> **Short problem**: Copy every line with the string "Спасение" in it.

> **Provided information**:
* * *
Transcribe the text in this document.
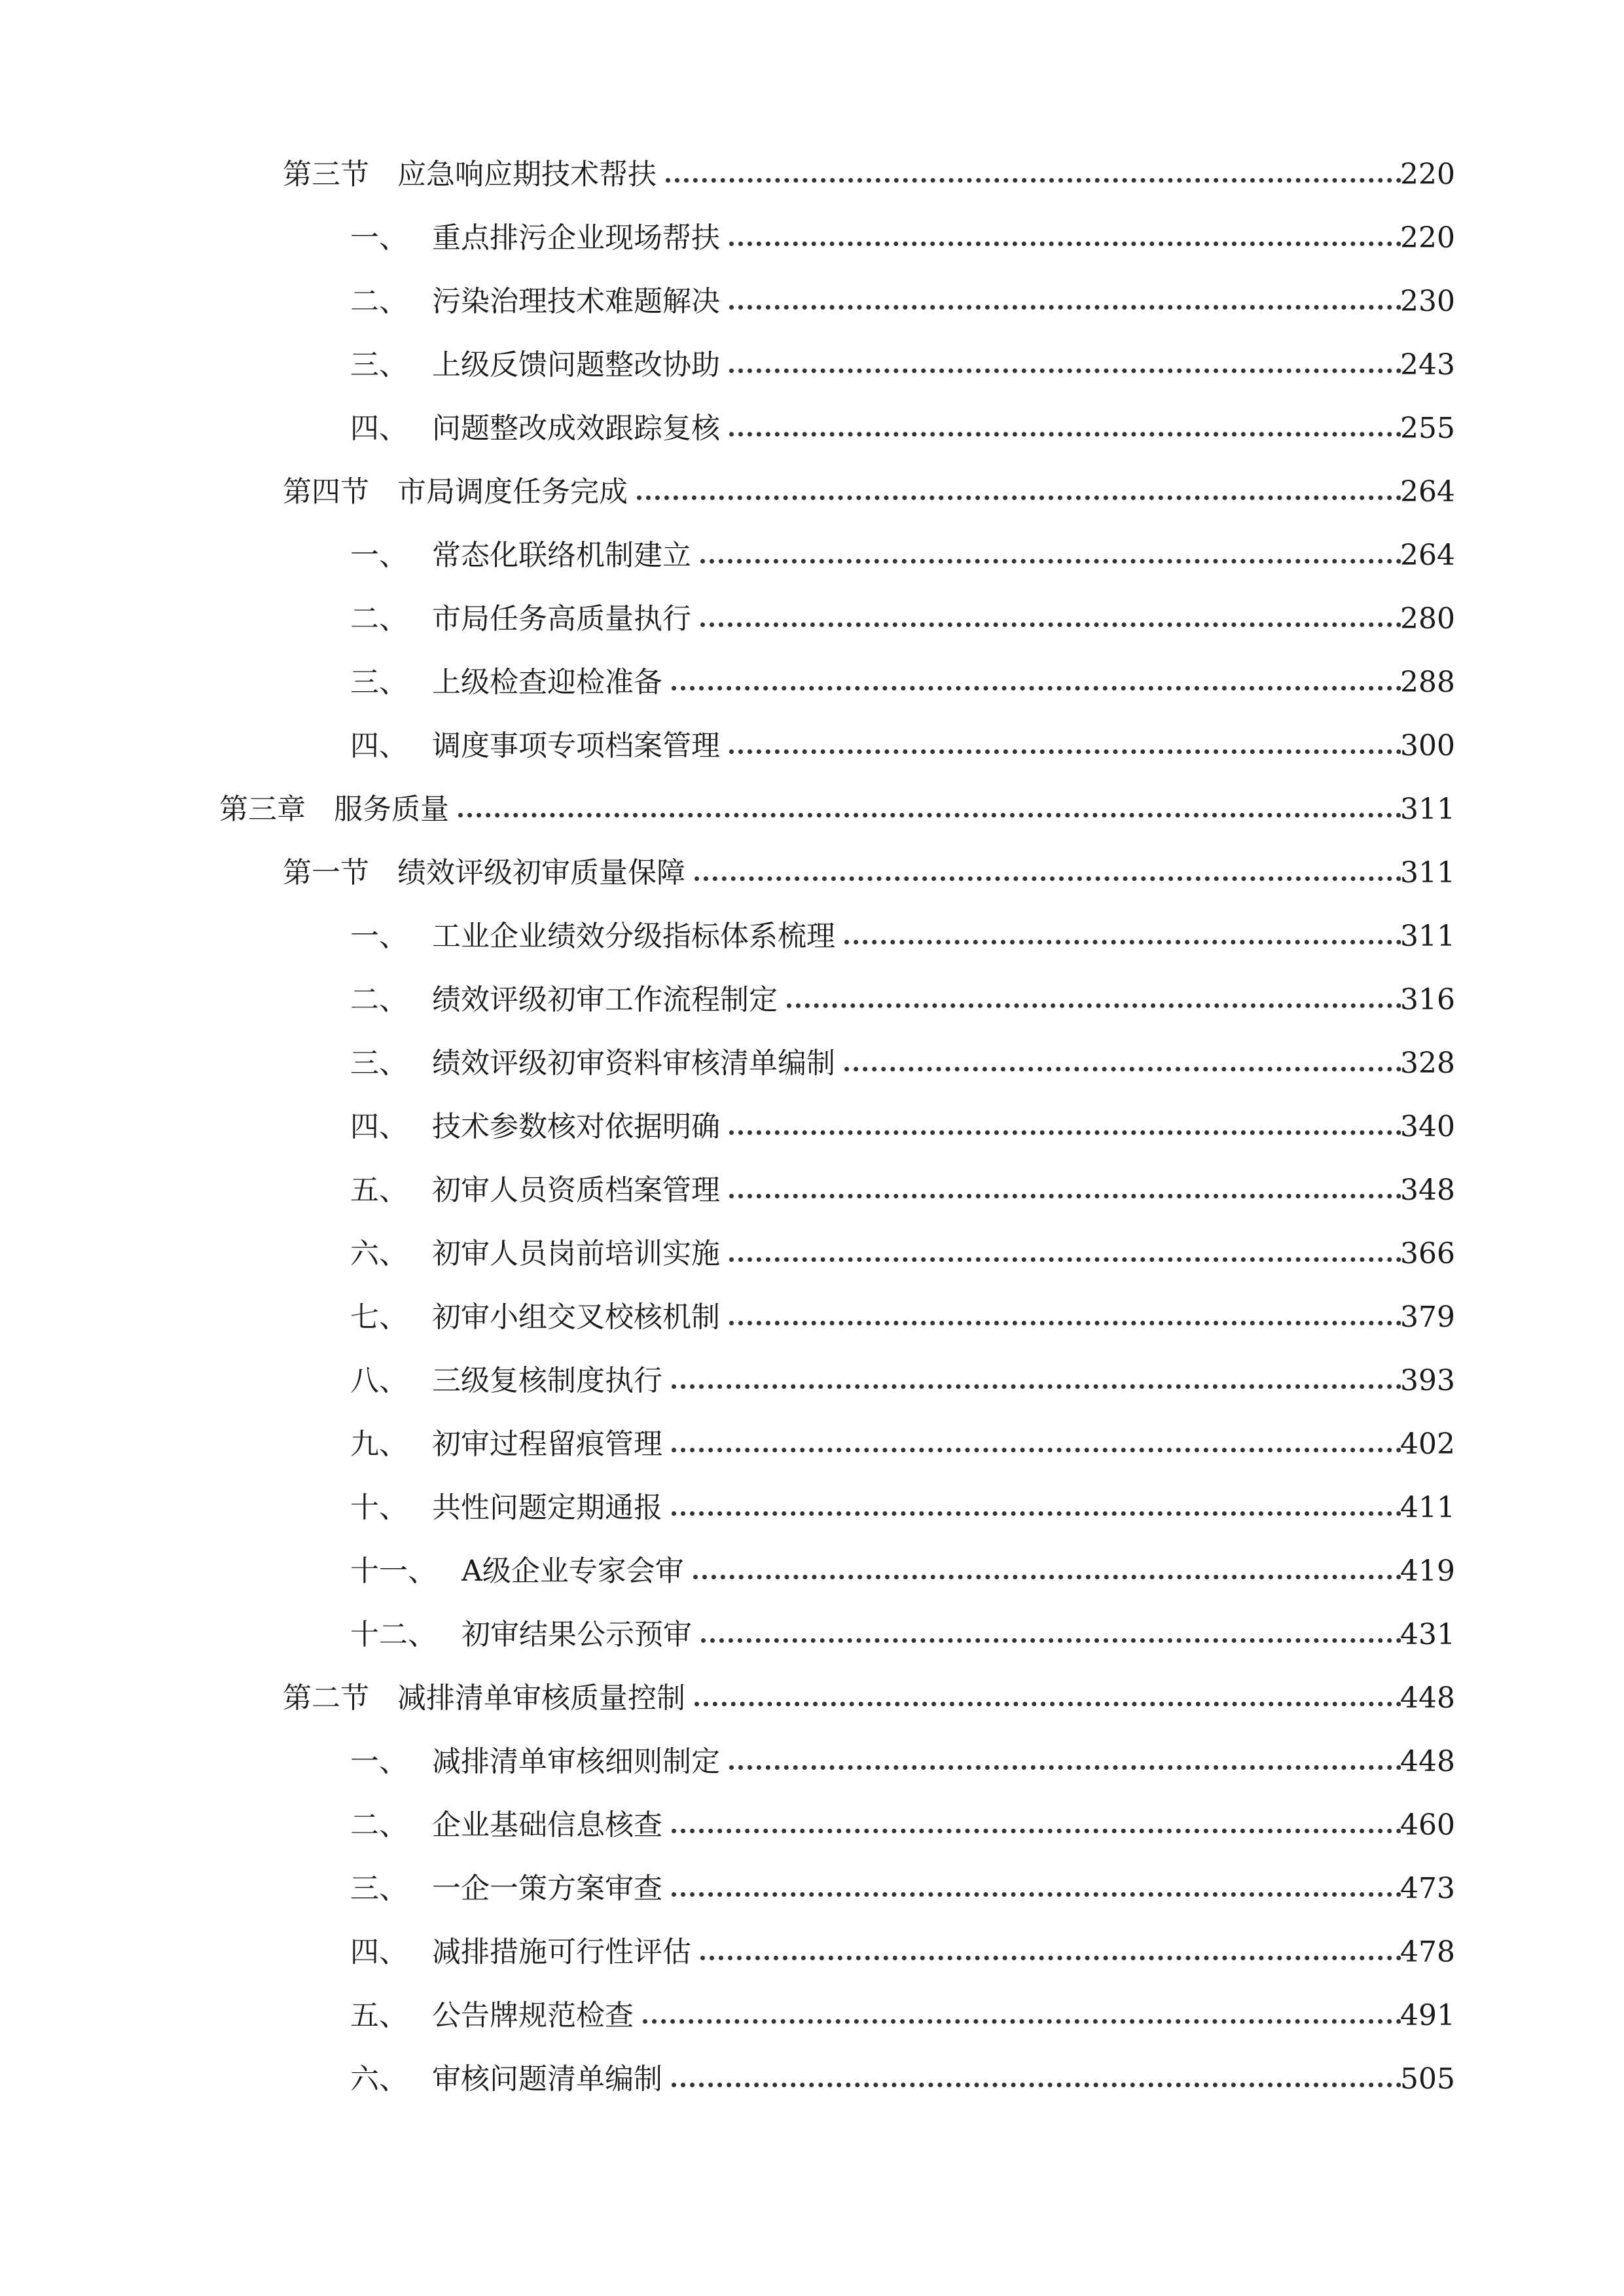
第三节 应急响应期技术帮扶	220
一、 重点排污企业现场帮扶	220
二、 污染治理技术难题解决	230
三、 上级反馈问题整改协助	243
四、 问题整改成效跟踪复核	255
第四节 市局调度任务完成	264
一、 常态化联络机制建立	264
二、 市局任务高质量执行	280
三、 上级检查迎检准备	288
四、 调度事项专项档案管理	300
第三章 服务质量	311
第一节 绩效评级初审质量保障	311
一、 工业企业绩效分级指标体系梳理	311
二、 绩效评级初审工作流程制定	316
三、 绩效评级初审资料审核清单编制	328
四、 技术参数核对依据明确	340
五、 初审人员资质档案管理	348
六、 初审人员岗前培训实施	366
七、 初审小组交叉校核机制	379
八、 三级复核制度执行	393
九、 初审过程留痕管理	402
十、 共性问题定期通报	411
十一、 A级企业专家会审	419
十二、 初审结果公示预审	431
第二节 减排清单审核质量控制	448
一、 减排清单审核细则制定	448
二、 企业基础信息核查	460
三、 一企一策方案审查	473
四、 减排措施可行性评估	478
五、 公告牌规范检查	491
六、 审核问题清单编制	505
* * *
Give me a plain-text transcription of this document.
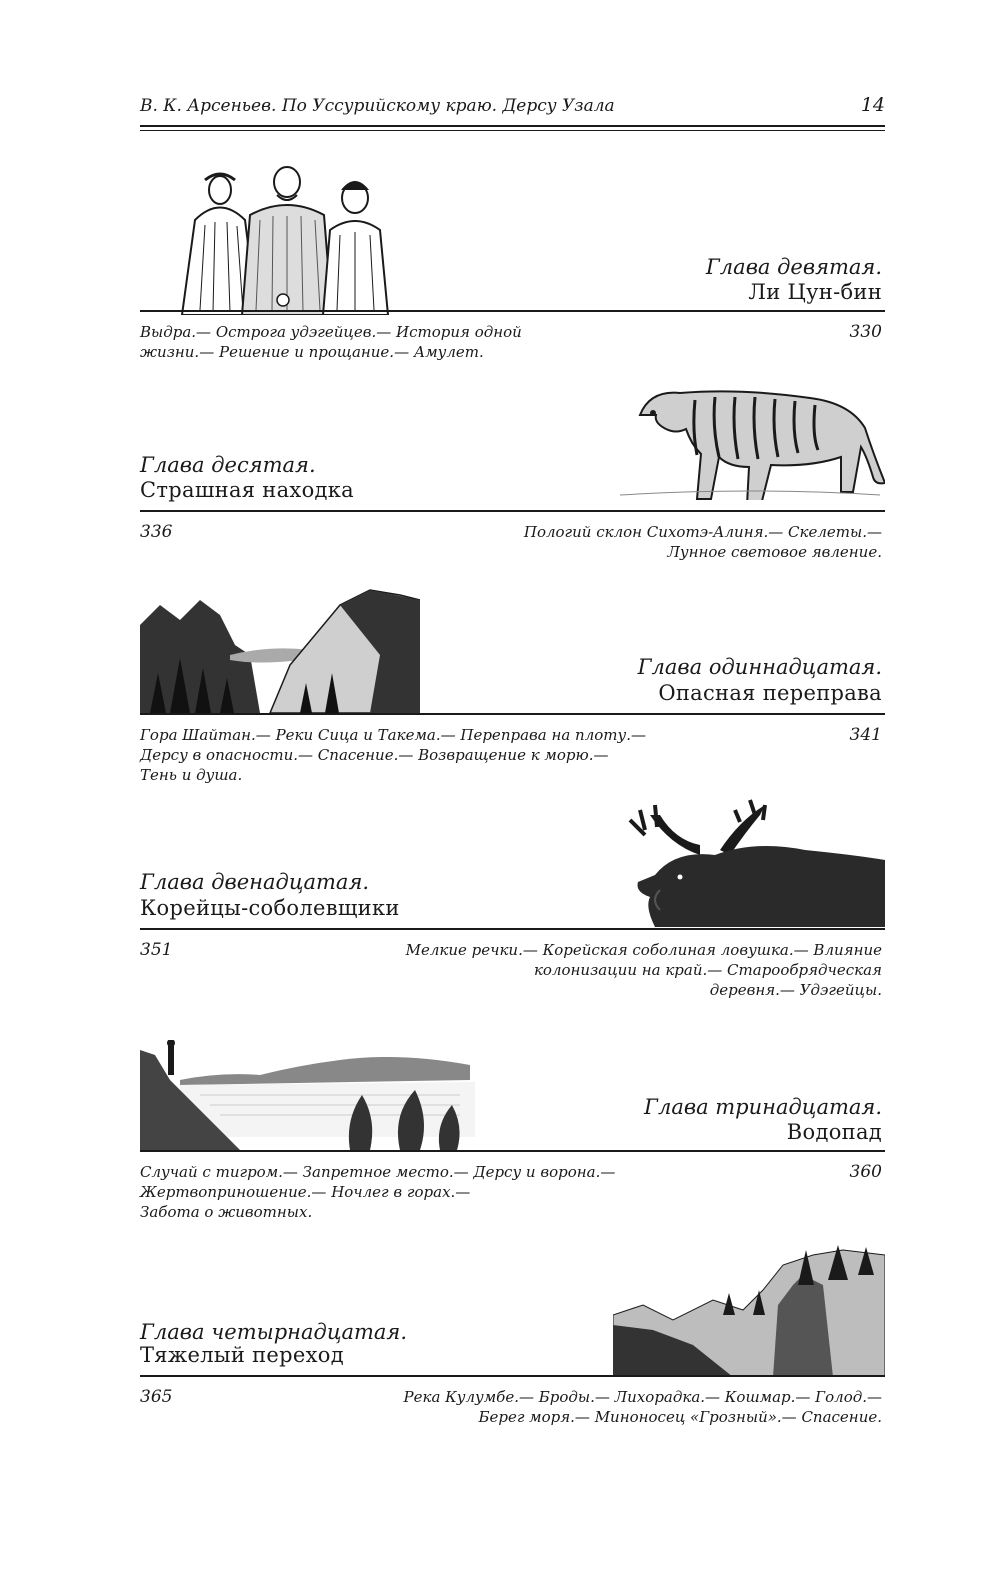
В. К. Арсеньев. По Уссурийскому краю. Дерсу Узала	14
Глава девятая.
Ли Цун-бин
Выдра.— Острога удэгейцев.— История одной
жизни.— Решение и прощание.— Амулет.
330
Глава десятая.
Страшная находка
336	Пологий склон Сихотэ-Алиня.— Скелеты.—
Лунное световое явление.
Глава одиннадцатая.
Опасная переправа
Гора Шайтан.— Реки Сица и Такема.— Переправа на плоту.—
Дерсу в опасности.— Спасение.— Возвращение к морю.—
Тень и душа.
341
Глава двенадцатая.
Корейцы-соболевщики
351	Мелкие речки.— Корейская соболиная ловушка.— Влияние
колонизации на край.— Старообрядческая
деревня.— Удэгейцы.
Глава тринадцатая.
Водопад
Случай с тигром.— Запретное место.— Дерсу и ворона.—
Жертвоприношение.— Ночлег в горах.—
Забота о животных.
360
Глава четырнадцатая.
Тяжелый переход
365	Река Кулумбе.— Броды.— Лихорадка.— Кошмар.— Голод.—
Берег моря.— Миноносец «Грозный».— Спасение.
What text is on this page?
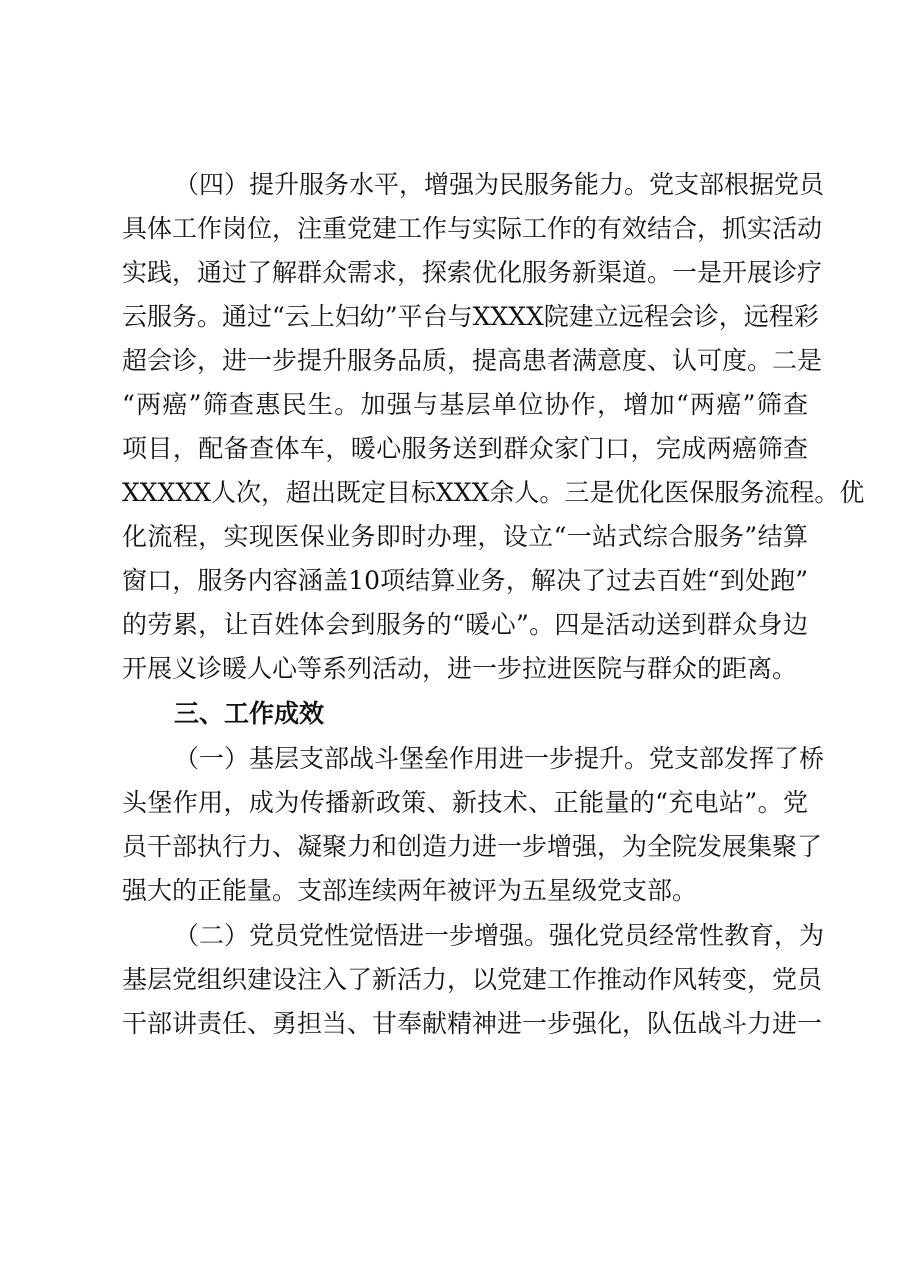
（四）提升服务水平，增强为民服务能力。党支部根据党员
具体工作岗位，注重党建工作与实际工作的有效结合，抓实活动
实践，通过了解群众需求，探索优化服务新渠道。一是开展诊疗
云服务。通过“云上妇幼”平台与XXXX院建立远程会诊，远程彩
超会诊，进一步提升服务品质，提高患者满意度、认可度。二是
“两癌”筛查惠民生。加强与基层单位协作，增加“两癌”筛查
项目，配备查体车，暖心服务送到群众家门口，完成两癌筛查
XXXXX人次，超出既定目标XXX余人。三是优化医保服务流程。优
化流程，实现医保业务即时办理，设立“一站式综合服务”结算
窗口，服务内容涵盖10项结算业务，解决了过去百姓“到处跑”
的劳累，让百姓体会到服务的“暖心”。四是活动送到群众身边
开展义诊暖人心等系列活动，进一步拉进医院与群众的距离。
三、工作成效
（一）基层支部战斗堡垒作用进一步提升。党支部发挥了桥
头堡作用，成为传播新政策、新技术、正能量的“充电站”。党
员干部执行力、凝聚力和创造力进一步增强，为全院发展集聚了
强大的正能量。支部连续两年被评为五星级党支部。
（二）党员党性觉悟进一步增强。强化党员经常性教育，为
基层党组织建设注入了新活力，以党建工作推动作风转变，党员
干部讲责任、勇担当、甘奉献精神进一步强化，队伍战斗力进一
* * *
> **Task output**:
Дерсу в опасности.— Спасение.— Возвращение к морю.—
Берег моря.— Миноносец «Грозный».— Спасение.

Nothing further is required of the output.